** Requirement **
Exclude the pictures and retype the entries as written.

==== Entries supplied ====

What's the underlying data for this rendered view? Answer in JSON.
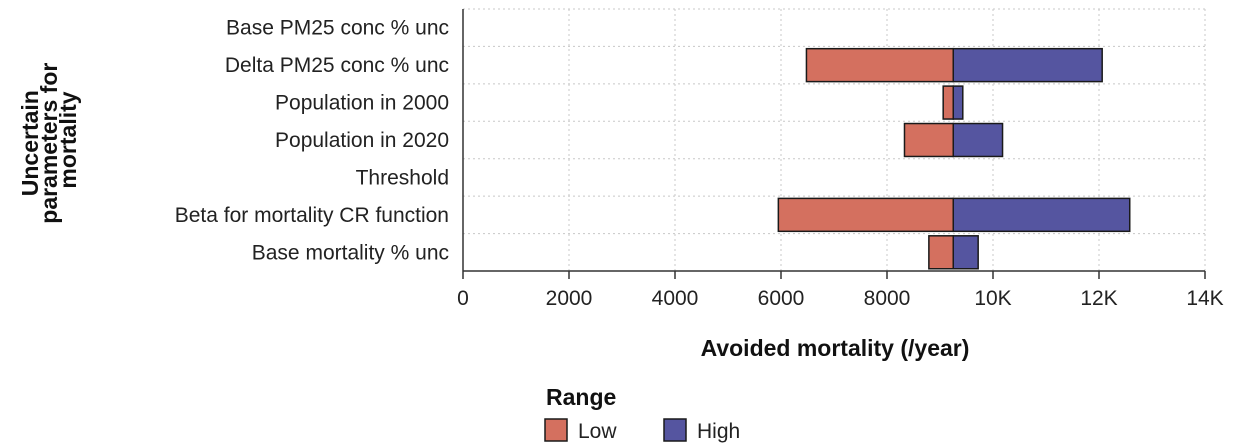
{
  "chart_data": {
    "type": "bar",
    "orientation": "horizontal",
    "style": "tornado",
    "ylabel_lines": [
      "Uncertain",
      "parameters for",
      "mortality"
    ],
    "xlabel": "Avoided mortality (/year)",
    "xlim": [
      0,
      14000
    ],
    "xticks": [
      0,
      2000,
      4000,
      6000,
      8000,
      10000,
      12000,
      14000
    ],
    "xtick_labels": [
      "0",
      "2000",
      "4000",
      "6000",
      "8000",
      "10K",
      "12K",
      "14K"
    ],
    "baseline": 9250,
    "grid": true,
    "legend": {
      "title": "Range",
      "placement": "bottom",
      "entries": [
        {
          "label": "Low",
          "color": "#d4705f"
        },
        {
          "label": "High",
          "color": "#5555a0"
        }
      ]
    },
    "categories": [
      "Base PM25 conc % unc",
      "Delta PM25 conc % unc",
      "Population in 2000",
      "Population in 2020",
      "Threshold",
      "Beta for mortality CR function",
      "Base mortality % unc"
    ],
    "series": [
      {
        "name": "Low",
        "color": "#d4705f",
        "values": [
          9250,
          6480,
          9060,
          8330,
          9250,
          5950,
          8790
        ]
      },
      {
        "name": "High",
        "color": "#5555a0",
        "values": [
          9250,
          12060,
          9430,
          10180,
          9250,
          12580,
          9720
        ]
      }
    ]
  }
}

====

** Solution below **
What's the underlying data for this rendered view? Answer in JSON.
{
  "chart_data": {
    "type": "bar",
    "orientation": "horizontal",
    "style": "tornado",
    "ylabel_lines": [
      "Uncertain",
      "parameters for",
      "mortality"
    ],
    "xlabel": "Avoided mortality (/year)",
    "xlim": [
      0,
      14000
    ],
    "xticks": [
      0,
      2000,
      4000,
      6000,
      8000,
      10000,
      12000,
      14000
    ],
    "xtick_labels": [
      "0",
      "2000",
      "4000",
      "6000",
      "8000",
      "10K",
      "12K",
      "14K"
    ],
    "baseline": 9250,
    "grid": true,
    "legend": {
      "title": "Range",
      "placement": "bottom",
      "entries": [
        {
          "label": "Low",
          "color": "#d4705f"
        },
        {
          "label": "High",
          "color": "#5555a0"
        }
      ]
    },
    "categories": [
      "Base PM25 conc % unc",
      "Delta PM25 conc % unc",
      "Population in 2000",
      "Population in 2020",
      "Threshold",
      "Beta for mortality CR function",
      "Base mortality % unc"
    ],
    "series": [
      {
        "name": "Low",
        "color": "#d4705f",
        "values": [
          9250,
          6480,
          9060,
          8330,
          9250,
          5950,
          8790
        ]
      },
      {
        "name": "High",
        "color": "#5555a0",
        "values": [
          9250,
          12060,
          9430,
          10180,
          9250,
          12580,
          9720
        ]
      }
    ]
  }
}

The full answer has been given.